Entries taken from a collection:
########################################

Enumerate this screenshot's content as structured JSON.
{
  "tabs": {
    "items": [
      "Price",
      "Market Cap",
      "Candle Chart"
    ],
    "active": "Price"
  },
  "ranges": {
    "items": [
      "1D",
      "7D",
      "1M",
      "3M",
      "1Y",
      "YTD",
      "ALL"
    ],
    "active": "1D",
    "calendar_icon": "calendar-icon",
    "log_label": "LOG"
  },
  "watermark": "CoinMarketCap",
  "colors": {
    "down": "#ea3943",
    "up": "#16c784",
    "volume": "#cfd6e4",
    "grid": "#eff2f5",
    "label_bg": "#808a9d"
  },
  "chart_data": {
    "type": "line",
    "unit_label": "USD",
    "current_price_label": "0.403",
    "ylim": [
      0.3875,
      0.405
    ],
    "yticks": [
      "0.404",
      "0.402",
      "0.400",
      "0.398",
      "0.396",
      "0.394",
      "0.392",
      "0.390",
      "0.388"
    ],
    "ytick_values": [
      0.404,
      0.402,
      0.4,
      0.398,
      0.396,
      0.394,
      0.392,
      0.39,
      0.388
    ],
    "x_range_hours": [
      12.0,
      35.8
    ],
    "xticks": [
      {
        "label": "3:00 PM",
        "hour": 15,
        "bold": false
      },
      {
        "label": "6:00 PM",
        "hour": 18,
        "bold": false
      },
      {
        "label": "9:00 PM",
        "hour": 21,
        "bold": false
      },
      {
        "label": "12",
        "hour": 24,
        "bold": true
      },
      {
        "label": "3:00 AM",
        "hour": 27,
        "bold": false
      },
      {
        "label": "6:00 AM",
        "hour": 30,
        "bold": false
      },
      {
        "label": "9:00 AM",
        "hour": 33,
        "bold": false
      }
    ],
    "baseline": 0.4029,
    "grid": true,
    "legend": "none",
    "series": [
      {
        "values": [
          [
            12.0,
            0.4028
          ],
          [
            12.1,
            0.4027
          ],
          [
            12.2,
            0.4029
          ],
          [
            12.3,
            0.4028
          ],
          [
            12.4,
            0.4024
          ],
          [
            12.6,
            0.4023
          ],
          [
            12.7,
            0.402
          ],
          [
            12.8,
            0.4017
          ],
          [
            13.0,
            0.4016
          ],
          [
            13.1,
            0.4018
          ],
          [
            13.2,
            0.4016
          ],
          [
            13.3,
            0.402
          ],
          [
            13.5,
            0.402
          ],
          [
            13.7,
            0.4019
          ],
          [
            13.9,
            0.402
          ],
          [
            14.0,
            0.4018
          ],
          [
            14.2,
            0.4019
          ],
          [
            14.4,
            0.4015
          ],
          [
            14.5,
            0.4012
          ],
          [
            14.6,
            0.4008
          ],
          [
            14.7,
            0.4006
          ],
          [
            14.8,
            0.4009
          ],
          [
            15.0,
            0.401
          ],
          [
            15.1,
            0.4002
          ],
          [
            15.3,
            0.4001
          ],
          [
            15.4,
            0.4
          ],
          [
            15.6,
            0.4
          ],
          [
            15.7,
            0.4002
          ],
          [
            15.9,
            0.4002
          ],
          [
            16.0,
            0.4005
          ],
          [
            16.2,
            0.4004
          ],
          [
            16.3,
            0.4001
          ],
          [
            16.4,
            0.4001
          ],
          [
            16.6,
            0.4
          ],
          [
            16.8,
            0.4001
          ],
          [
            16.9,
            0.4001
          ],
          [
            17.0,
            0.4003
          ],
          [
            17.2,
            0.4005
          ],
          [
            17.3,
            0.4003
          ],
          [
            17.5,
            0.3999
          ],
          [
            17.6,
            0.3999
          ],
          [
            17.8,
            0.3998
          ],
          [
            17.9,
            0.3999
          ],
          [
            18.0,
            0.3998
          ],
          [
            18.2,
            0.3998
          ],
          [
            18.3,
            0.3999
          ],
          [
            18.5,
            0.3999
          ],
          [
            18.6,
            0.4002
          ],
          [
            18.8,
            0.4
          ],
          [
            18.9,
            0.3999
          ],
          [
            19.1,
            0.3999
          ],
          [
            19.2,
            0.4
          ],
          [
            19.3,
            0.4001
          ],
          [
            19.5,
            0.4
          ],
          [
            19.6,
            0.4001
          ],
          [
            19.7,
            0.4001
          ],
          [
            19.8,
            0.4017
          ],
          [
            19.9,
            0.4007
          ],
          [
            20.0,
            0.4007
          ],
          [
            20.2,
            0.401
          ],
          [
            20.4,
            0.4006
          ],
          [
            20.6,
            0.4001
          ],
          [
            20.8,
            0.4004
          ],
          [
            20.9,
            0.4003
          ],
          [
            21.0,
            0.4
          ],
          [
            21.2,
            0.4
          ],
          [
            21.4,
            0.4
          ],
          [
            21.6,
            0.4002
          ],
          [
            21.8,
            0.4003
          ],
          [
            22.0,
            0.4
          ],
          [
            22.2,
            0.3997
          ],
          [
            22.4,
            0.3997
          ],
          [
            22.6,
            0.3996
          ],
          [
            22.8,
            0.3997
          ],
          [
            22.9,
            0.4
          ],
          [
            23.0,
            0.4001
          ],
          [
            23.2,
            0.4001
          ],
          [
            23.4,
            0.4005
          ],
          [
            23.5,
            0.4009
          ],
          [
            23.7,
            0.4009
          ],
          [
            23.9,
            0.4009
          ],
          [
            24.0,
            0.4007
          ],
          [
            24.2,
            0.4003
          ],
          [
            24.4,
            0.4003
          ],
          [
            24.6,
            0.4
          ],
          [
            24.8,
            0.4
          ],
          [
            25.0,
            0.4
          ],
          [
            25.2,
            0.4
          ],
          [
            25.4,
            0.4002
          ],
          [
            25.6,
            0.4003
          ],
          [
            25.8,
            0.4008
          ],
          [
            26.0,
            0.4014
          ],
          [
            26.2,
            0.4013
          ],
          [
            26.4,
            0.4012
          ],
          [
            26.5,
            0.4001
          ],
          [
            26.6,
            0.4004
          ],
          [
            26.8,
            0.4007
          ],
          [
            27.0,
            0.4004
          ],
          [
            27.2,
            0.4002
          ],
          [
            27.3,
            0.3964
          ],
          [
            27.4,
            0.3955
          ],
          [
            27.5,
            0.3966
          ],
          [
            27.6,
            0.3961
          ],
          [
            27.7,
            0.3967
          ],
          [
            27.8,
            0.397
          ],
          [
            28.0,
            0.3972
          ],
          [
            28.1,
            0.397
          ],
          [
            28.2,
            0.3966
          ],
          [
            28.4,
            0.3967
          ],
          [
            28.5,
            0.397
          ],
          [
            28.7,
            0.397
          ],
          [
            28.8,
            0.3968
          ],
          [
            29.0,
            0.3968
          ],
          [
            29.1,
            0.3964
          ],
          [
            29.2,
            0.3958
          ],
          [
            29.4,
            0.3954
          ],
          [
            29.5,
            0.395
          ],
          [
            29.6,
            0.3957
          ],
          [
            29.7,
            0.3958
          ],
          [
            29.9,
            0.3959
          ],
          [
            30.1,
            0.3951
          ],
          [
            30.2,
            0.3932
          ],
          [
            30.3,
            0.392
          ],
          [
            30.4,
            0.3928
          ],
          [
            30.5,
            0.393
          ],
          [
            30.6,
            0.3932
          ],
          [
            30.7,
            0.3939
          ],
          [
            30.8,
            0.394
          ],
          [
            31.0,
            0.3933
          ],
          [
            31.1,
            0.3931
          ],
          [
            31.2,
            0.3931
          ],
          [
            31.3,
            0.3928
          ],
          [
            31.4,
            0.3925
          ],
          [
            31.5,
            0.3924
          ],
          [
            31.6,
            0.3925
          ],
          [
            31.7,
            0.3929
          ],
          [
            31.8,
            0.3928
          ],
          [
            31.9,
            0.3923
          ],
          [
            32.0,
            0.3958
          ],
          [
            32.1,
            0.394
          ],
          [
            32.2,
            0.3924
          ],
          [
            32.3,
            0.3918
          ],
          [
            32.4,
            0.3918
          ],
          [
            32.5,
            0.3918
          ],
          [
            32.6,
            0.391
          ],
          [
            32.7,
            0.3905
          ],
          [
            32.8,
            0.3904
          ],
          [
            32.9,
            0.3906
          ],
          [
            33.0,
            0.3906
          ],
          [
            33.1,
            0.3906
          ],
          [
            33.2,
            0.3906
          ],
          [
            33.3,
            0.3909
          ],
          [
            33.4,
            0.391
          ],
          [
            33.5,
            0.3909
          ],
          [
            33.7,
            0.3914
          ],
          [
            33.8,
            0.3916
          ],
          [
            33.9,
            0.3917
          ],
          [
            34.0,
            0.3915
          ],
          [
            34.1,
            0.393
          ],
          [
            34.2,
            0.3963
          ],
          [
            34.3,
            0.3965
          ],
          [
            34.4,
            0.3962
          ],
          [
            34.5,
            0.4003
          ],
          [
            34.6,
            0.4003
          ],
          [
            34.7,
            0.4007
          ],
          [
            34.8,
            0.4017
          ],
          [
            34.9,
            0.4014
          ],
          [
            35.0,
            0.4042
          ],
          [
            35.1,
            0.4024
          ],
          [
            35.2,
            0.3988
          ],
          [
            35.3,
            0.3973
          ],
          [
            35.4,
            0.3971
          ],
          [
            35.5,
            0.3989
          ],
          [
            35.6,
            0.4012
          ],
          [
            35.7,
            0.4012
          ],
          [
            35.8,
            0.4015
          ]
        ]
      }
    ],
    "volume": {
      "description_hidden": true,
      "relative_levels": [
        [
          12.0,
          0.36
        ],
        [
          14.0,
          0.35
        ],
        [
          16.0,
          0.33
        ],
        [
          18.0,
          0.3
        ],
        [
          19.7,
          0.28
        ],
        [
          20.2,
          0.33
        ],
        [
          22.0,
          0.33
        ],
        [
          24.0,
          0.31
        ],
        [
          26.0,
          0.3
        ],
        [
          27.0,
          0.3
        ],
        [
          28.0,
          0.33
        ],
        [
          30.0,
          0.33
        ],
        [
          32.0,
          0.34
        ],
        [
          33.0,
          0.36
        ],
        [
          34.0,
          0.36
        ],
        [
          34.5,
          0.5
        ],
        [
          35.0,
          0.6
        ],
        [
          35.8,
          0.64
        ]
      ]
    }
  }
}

########################################

→ Set problem:
Search the entries for "true" and copy out each line that has it.

→ Response to this task:
        "bold": true
    "grid": true,
      "description_hidden": true,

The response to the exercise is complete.